## Data provided:
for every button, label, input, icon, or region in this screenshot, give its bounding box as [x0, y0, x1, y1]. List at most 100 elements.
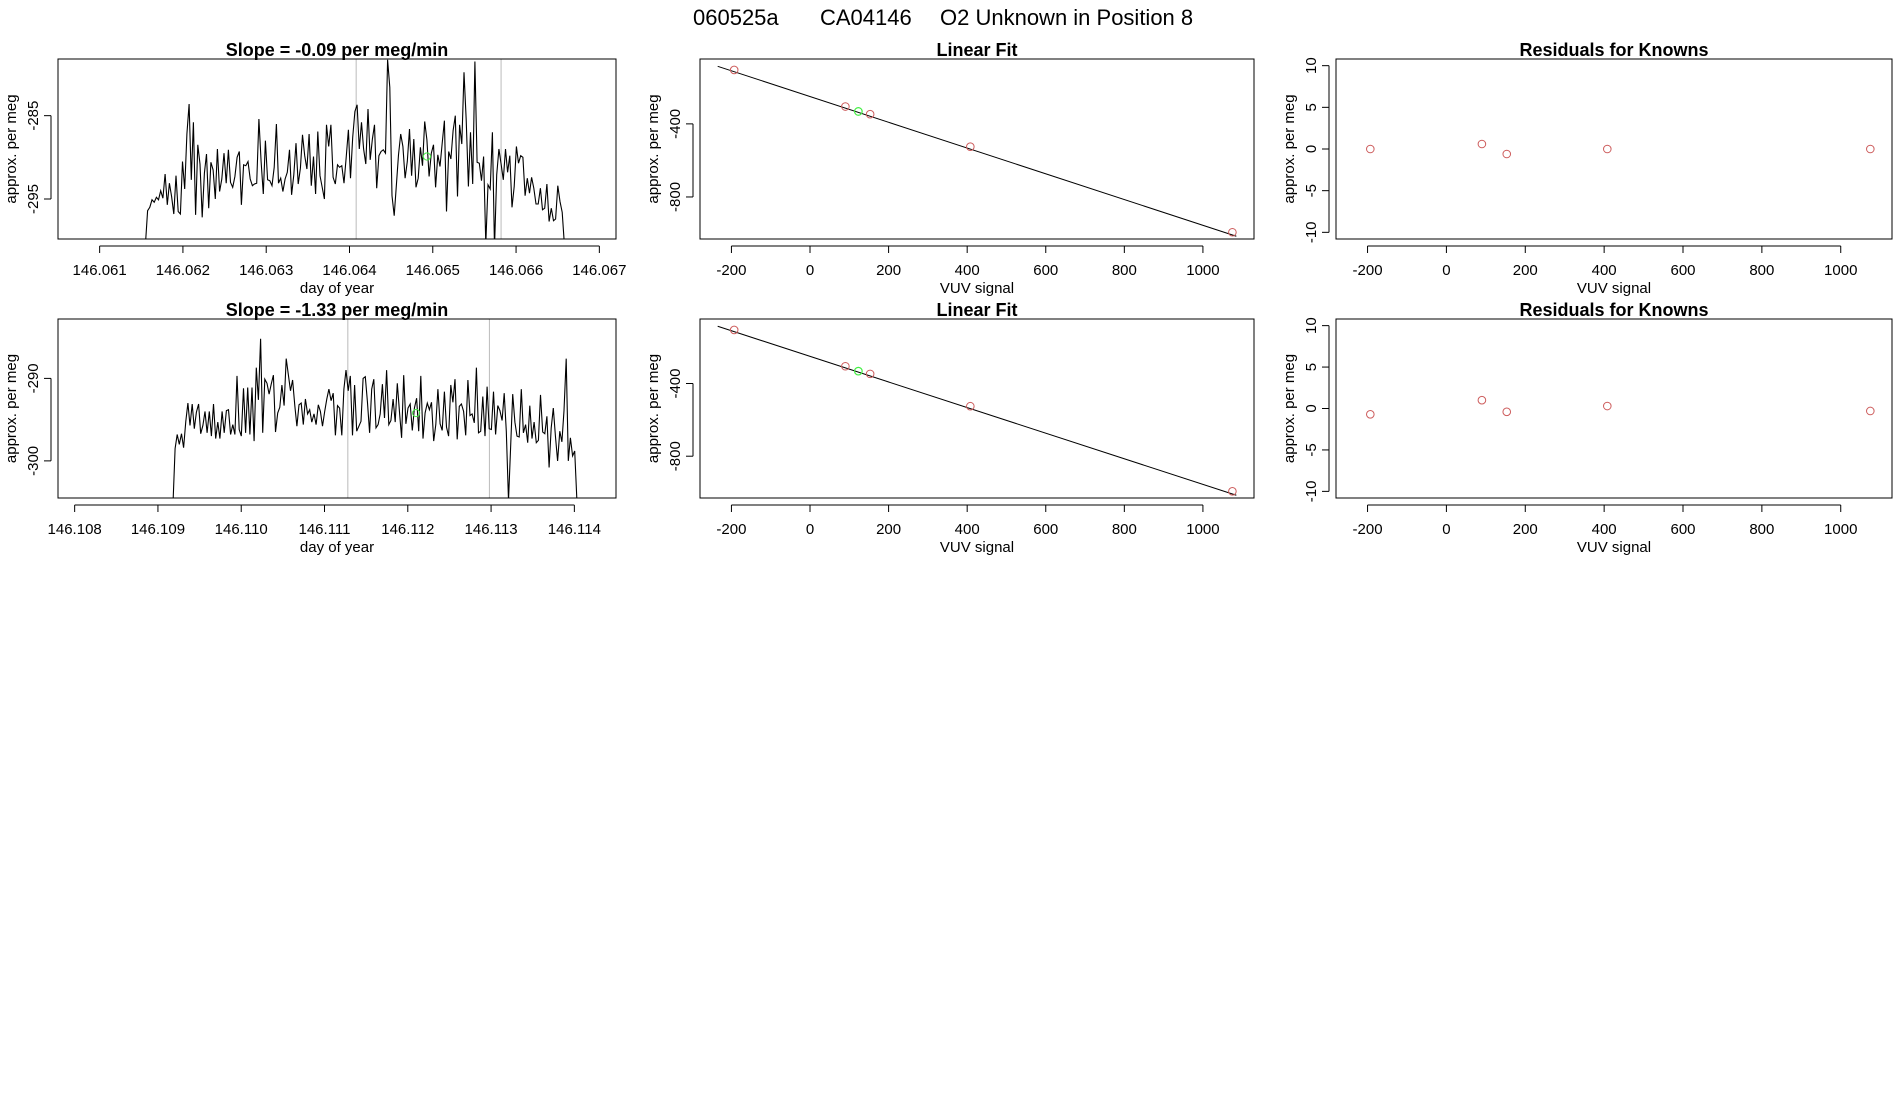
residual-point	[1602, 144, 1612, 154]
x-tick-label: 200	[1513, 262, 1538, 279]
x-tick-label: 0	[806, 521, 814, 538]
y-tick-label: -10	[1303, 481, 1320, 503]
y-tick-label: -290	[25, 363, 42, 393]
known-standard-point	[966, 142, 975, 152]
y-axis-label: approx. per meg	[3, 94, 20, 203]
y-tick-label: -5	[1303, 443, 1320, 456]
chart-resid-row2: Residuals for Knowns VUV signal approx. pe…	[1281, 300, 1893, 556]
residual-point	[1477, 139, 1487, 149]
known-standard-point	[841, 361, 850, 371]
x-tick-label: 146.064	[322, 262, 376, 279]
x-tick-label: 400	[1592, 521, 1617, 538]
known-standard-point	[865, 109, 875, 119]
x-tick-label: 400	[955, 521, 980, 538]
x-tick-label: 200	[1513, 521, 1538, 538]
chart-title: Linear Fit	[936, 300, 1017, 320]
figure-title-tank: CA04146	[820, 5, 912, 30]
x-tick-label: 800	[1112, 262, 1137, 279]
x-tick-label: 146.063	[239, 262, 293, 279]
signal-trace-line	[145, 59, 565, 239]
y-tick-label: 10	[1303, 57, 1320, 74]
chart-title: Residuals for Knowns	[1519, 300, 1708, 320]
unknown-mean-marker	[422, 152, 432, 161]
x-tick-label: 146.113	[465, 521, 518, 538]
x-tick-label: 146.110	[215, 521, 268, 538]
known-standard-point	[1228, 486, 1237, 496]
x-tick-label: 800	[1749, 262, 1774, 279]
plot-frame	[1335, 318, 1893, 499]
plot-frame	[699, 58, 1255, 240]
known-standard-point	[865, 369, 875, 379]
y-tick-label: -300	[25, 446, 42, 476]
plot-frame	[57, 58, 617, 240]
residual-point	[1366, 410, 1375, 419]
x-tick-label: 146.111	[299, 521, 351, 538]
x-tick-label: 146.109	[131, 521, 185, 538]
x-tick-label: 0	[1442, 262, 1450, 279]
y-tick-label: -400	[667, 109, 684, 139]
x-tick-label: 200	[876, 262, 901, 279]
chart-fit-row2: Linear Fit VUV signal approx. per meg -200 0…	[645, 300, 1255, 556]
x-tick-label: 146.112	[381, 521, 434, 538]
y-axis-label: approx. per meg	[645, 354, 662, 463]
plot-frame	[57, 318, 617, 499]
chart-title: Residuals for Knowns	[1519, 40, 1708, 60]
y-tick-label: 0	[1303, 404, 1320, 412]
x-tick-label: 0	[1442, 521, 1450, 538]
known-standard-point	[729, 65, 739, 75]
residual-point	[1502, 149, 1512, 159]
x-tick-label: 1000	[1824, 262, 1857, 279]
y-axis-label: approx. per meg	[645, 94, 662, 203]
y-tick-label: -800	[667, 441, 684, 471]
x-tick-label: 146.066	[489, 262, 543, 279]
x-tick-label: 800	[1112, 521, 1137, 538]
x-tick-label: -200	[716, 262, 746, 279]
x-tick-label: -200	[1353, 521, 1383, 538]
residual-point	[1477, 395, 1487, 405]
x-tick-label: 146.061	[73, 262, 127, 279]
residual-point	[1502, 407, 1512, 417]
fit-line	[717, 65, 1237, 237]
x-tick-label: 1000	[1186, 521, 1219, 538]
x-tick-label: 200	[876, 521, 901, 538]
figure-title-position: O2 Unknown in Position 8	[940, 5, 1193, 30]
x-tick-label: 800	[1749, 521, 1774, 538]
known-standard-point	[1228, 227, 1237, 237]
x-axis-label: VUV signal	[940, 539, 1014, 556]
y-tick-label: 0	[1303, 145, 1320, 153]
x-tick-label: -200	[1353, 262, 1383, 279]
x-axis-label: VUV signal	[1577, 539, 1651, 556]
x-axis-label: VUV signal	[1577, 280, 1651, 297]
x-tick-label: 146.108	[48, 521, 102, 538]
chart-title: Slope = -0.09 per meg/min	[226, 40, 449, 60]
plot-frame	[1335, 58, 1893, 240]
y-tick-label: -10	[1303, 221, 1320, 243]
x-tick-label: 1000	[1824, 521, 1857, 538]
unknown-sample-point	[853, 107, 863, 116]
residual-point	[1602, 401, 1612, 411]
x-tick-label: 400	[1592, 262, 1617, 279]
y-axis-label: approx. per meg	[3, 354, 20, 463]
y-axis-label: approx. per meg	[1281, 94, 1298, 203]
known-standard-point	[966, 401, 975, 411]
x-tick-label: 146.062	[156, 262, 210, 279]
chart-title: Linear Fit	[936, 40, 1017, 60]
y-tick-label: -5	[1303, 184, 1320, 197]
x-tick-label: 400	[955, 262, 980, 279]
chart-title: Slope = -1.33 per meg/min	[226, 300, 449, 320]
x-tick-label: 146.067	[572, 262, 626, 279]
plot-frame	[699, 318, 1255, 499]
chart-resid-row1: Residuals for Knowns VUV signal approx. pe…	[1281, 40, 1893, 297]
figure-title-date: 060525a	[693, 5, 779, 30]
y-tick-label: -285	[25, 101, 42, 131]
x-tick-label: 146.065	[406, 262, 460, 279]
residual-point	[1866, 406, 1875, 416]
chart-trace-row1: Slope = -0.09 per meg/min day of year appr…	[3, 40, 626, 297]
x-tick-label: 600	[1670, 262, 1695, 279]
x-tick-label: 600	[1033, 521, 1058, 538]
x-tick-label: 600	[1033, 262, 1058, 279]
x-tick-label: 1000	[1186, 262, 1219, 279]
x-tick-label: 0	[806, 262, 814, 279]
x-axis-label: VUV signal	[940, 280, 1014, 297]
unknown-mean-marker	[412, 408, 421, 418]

...

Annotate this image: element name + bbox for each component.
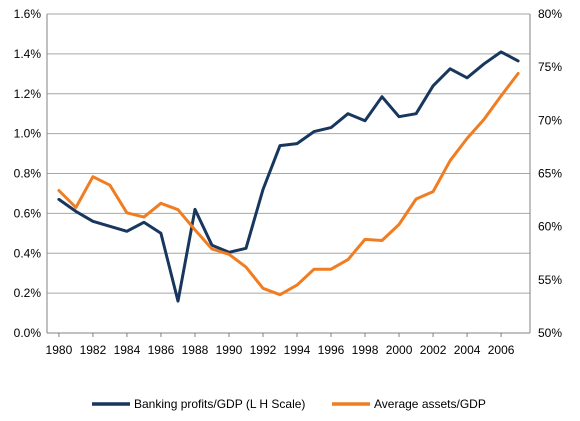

## Set task:
Could you turn the material, starting at the line that contains "for every button, label, input, icon, or" and ending at the line that contains "521, 268, 538]", into a JSON list of strings with one string per line, skipping blank lines and leaving out the pictures?

## Full solution:
[
  "for every button, label, input, icon, or region in this screenshot, give its bounding box as [x0, y0, x1, y1]. List at most 100 elements.",
  "residual-point\t[1602, 144, 1612, 154]",
  "x-tick-label: 200\t[1513, 262, 1538, 279]",
  "x-tick-label: 0\t[806, 521, 814, 538]",
  "y-tick-label: -10\t[1303, 481, 1320, 503]",
  "y-tick-label: -290\t[25, 363, 42, 393]",
  "known-standard-point\t[966, 142, 975, 152]",
  "y-axis-label: approx. per meg\t[3, 94, 20, 203]",
  "y-tick-label: -5\t[1303, 443, 1320, 456]",
  "chart-resid-row2: Residuals for Knowns VUV signal approx. pe…\t[1281, 300, 1893, 556]",
  "residual-point\t[1477, 139, 1487, 149]",
  "known-standard-point\t[841, 361, 850, 371]",
  "x-tick-label: 146.064\t[322, 262, 376, 279]",
  "x-tick-label: 400\t[1592, 521, 1617, 538]",
  "known-standard-point\t[865, 109, 875, 119]",
  "x-tick-label: 400\t[955, 521, 980, 538]",
  "x-tick-label: 200\t[1513, 521, 1538, 538]",
  "chart-title: Linear Fit\t[936, 300, 1017, 320]",
  "figure-title-tank: CA04146\t[820, 5, 912, 30]",
  "x-tick-label: 800\t[1112, 262, 1137, 279]",
  "x-tick-label: 146.063\t[239, 262, 293, 279]",
  "signal-trace-line\t[145, 59, 565, 239]",
  "y-tick-label: 10\t[1303, 57, 1320, 74]",
  "chart-title: Residuals for Knowns\t[1519, 300, 1708, 320]",
  "unknown-mean-marker\t[422, 152, 432, 161]",
  "x-tick-label: 146.113\t[465, 521, 518, 538]",
  "x-tick-label: 146.110\t[215, 521, 268, 538]"
]